THE REQUEST: Search the records for "一般及行政费用" and copy each line that holds it.

[Records about charts and figures]
⟨
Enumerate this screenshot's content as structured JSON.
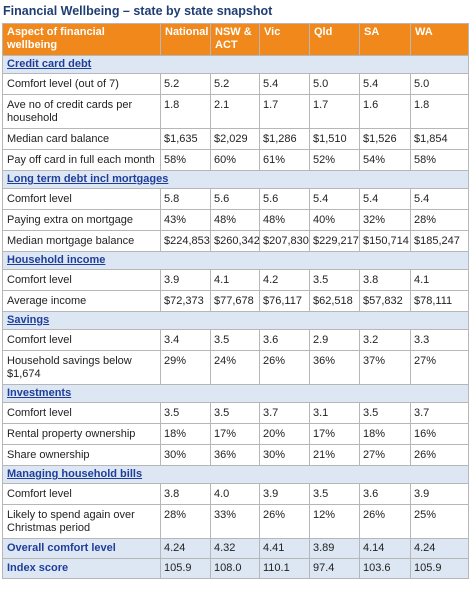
{
  "title": "Financial Wellbeing – state by state snapshot",
  "table": {
    "header": [
      "Aspect of financial wellbeing",
      "National",
      "NSW & ACT",
      "Vic",
      "Qld",
      "SA",
      "WA"
    ],
    "sections": [
      {
        "title": "Credit card debt",
        "rows": [
          [
            "Comfort level (out of 7)",
            "5.2",
            "5.2",
            "5.4",
            "5.0",
            "5.4",
            "5.0"
          ],
          [
            "Ave no of credit cards per household",
            "1.8",
            "2.1",
            "1.7",
            "1.7",
            "1.6",
            "1.8"
          ],
          [
            "Median card balance",
            "$1,635",
            "$2,029",
            "$1,286",
            "$1,510",
            "$1,526",
            "$1,854"
          ],
          [
            "Pay off card in full each month",
            "58%",
            "60%",
            "61%",
            "52%",
            "54%",
            "58%"
          ]
        ]
      },
      {
        "title": "Long term debt incl mortgages",
        "rows": [
          [
            "Comfort level",
            "5.8",
            "5.6",
            "5.6",
            "5.4",
            "5.4",
            "5.4"
          ],
          [
            "Paying extra on mortgage",
            "43%",
            "48%",
            "48%",
            "40%",
            "32%",
            "28%"
          ],
          [
            "Median mortgage balance",
            "$224,853",
            "$260,342",
            "$207,830",
            "$229,217",
            "$150,714",
            "$185,247"
          ]
        ]
      },
      {
        "title": "Household income",
        "rows": [
          [
            "Comfort level",
            "3.9",
            "4.1",
            "4.2",
            "3.5",
            "3.8",
            "4.1"
          ],
          [
            "Average income",
            "$72,373",
            "$77,678",
            "$76,117",
            "$62,518",
            "$57,832",
            "$78,111"
          ]
        ]
      },
      {
        "title": "Savings",
        "rows": [
          [
            "Comfort level",
            "3.4",
            "3.5",
            "3.6",
            "2.9",
            "3.2",
            "3.3"
          ],
          [
            "Household savings below $1,674",
            "29%",
            "24%",
            "26%",
            "36%",
            "37%",
            "27%"
          ]
        ]
      },
      {
        "title": "Investments",
        "rows": [
          [
            "Comfort level",
            "3.5",
            "3.5",
            "3.7",
            "3.1",
            "3.5",
            "3.7"
          ],
          [
            "Rental property ownership",
            "18%",
            "17%",
            "20%",
            "17%",
            "18%",
            "16%"
          ],
          [
            "Share ownership",
            "30%",
            "36%",
            "30%",
            "21%",
            "27%",
            "26%"
          ]
        ]
      },
      {
        "title": "Managing household bills",
        "rows": [
          [
            "Comfort level",
            "3.8",
            "4.0",
            "3.9",
            "3.5",
            "3.6",
            "3.9"
          ],
          [
            "Likely to spend again over Christmas period",
            "28%",
            "33%",
            "26%",
            "12%",
            "26%",
            "25%"
          ]
        ]
      }
    ],
    "summary": [
      [
        "Overall comfort level",
        "4.24",
        "4.32",
        "4.41",
        "3.89",
        "4.14",
        "4.24"
      ],
      [
        "Index score",
        "105.9",
        "108.0",
        "110.1",
        "97.4",
        "103.6",
        "105.9"
      ]
    ]
  }
}
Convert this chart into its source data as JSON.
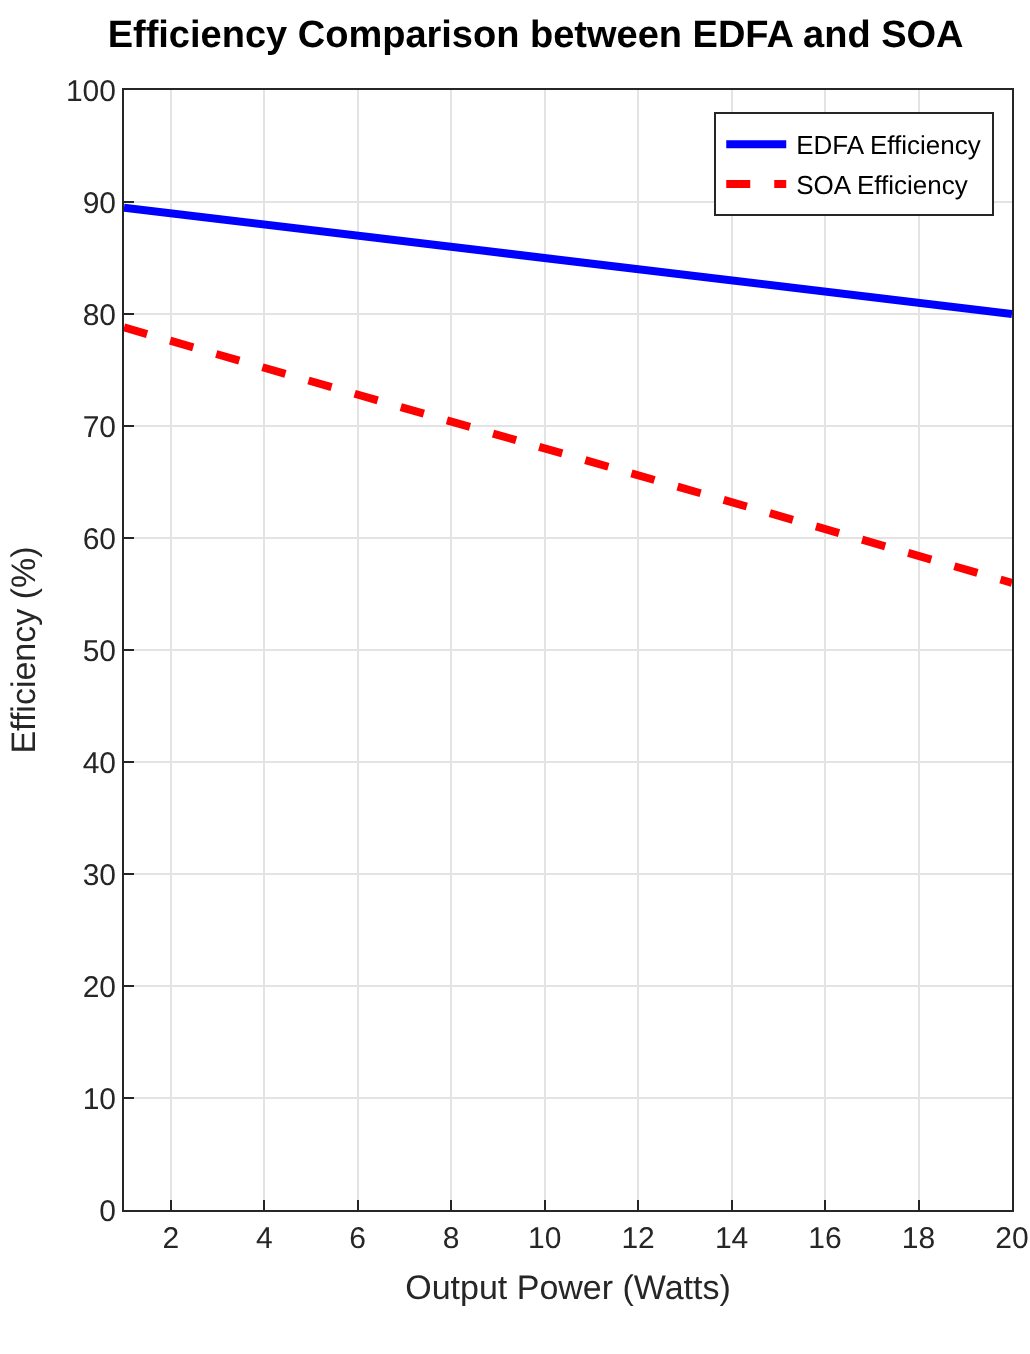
{
  "chart_data": {
    "type": "line",
    "title": "Efficiency Comparison between EDFA and SOA",
    "xlabel": "Output Power (Watts)",
    "ylabel": "Efficiency (%)",
    "x": [
      1,
      20
    ],
    "series": [
      {
        "name": "EDFA Efficiency",
        "color": "#0000ff",
        "values": [
          89.5,
          80
        ],
        "line_style": "solid"
      },
      {
        "name": "SOA Efficiency",
        "color": "#ff0000",
        "values": [
          78.8,
          56
        ],
        "line_style": "dashed"
      }
    ],
    "xlim": [
      1,
      20
    ],
    "xticks": [
      2,
      4,
      6,
      8,
      10,
      12,
      14,
      16,
      18,
      20
    ],
    "ylim": [
      0,
      100
    ],
    "yticks": [
      0,
      10,
      20,
      30,
      40,
      50,
      60,
      70,
      80,
      90,
      100
    ],
    "grid": true,
    "legend": "top right",
    "marker": "none"
  }
}
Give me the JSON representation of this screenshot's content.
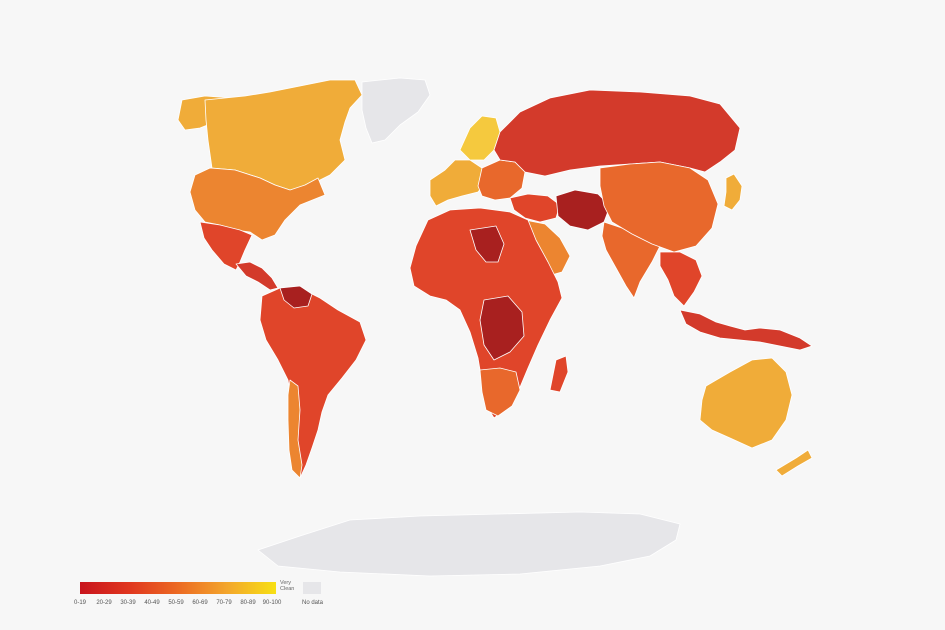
{
  "map": {
    "colors": {
      "very_corrupt": "#a8201f",
      "corrupt": "#c92a26",
      "red": "#d33a2b",
      "red_orange": "#e0452a",
      "orange": "#e8682c",
      "orange_light": "#ec8530",
      "gold": "#f0ac39",
      "yellow": "#f5c93e",
      "nodata": "#e6e6e9"
    },
    "regions": [
      {
        "name": "north-america-usa",
        "color_key": "orange_light"
      },
      {
        "name": "canada",
        "color_key": "gold"
      },
      {
        "name": "alaska",
        "color_key": "gold"
      },
      {
        "name": "greenland",
        "color_key": "nodata"
      },
      {
        "name": "mexico",
        "color_key": "red_orange"
      },
      {
        "name": "central-america",
        "color_key": "red"
      },
      {
        "name": "south-america",
        "color_key": "red_orange"
      },
      {
        "name": "venezuela",
        "color_key": "very_corrupt"
      },
      {
        "name": "chile",
        "color_key": "orange_light"
      },
      {
        "name": "europe-west",
        "color_key": "gold"
      },
      {
        "name": "scandinavia",
        "color_key": "yellow"
      },
      {
        "name": "europe-east",
        "color_key": "orange"
      },
      {
        "name": "russia",
        "color_key": "red"
      },
      {
        "name": "middle-east",
        "color_key": "red_orange"
      },
      {
        "name": "arabia",
        "color_key": "orange_light"
      },
      {
        "name": "iran-region",
        "color_key": "very_corrupt"
      },
      {
        "name": "africa",
        "color_key": "red_orange"
      },
      {
        "name": "central-africa",
        "color_key": "very_corrupt"
      },
      {
        "name": "southern-africa",
        "color_key": "orange"
      },
      {
        "name": "madagascar",
        "color_key": "red_orange"
      },
      {
        "name": "india",
        "color_key": "orange"
      },
      {
        "name": "china",
        "color_key": "orange"
      },
      {
        "name": "southeast-asia",
        "color_key": "red_orange"
      },
      {
        "name": "indonesia",
        "color_key": "red"
      },
      {
        "name": "japan",
        "color_key": "gold"
      },
      {
        "name": "australia",
        "color_key": "gold"
      },
      {
        "name": "new-zealand",
        "color_key": "gold"
      },
      {
        "name": "antarctica",
        "color_key": "nodata"
      }
    ]
  },
  "legend": {
    "ticks": [
      "0-19",
      "20-29",
      "30-39",
      "40-49",
      "50-59",
      "60-69",
      "70-79",
      "80-89",
      "90-100"
    ],
    "clean_label": "Very Clean",
    "nodata_label": "No data"
  }
}
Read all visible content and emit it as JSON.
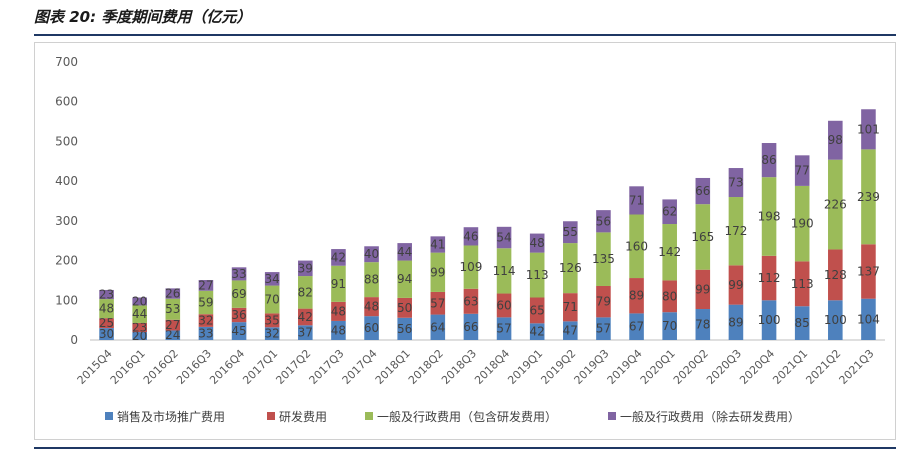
{
  "figure": {
    "title": "图表 20: 季度期间费用（亿元）"
  },
  "chart_data": {
    "type": "bar",
    "stacked": true,
    "title": "",
    "xlabel": "",
    "ylabel": "",
    "ylim": [
      0,
      700
    ],
    "yticks": [
      0,
      100,
      200,
      300,
      400,
      500,
      600,
      700
    ],
    "grid": false,
    "legend_position": "bottom",
    "categories": [
      "2015Q4",
      "2016Q1",
      "2016Q2",
      "2016Q3",
      "2016Q4",
      "2017Q1",
      "2017Q2",
      "2017Q3",
      "2017Q4",
      "2018Q1",
      "2018Q2",
      "2018Q3",
      "2018Q4",
      "2019Q1",
      "2019Q2",
      "2019Q3",
      "2019Q4",
      "2020Q1",
      "2020Q2",
      "2020Q3",
      "2020Q4",
      "2021Q1",
      "2021Q2",
      "2021Q3"
    ],
    "series": [
      {
        "name": "销售及市场推广费用",
        "color": "#4e81bd",
        "values": [
          30,
          20,
          24,
          33,
          45,
          32,
          37,
          48,
          60,
          56,
          64,
          66,
          57,
          42,
          47,
          57,
          67,
          70,
          78,
          89,
          100,
          85,
          100,
          104
        ]
      },
      {
        "name": "研发费用",
        "color": "#c0504d",
        "values": [
          25,
          23,
          27,
          32,
          36,
          35,
          42,
          48,
          48,
          50,
          57,
          63,
          60,
          65,
          71,
          79,
          89,
          80,
          99,
          99,
          112,
          113,
          128,
          137
        ]
      },
      {
        "name": "一般及行政费用（包含研发费用）",
        "color": "#9bbb59",
        "values": [
          48,
          44,
          53,
          59,
          69,
          70,
          82,
          91,
          88,
          94,
          99,
          109,
          114,
          113,
          126,
          135,
          160,
          142,
          165,
          172,
          198,
          190,
          226,
          239
        ]
      },
      {
        "name": "一般及行政费用（除去研发费用）",
        "color": "#8064a2",
        "values": [
          23,
          20,
          26,
          27,
          33,
          34,
          39,
          42,
          40,
          44,
          41,
          46,
          54,
          48,
          55,
          56,
          71,
          62,
          66,
          73,
          86,
          77,
          98,
          101
        ]
      }
    ]
  }
}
⟩
FINAL ANSWER:
        "name": "一般及行政费用（包含研发费用）",
        "name": "一般及行政费用（除去研发费用）",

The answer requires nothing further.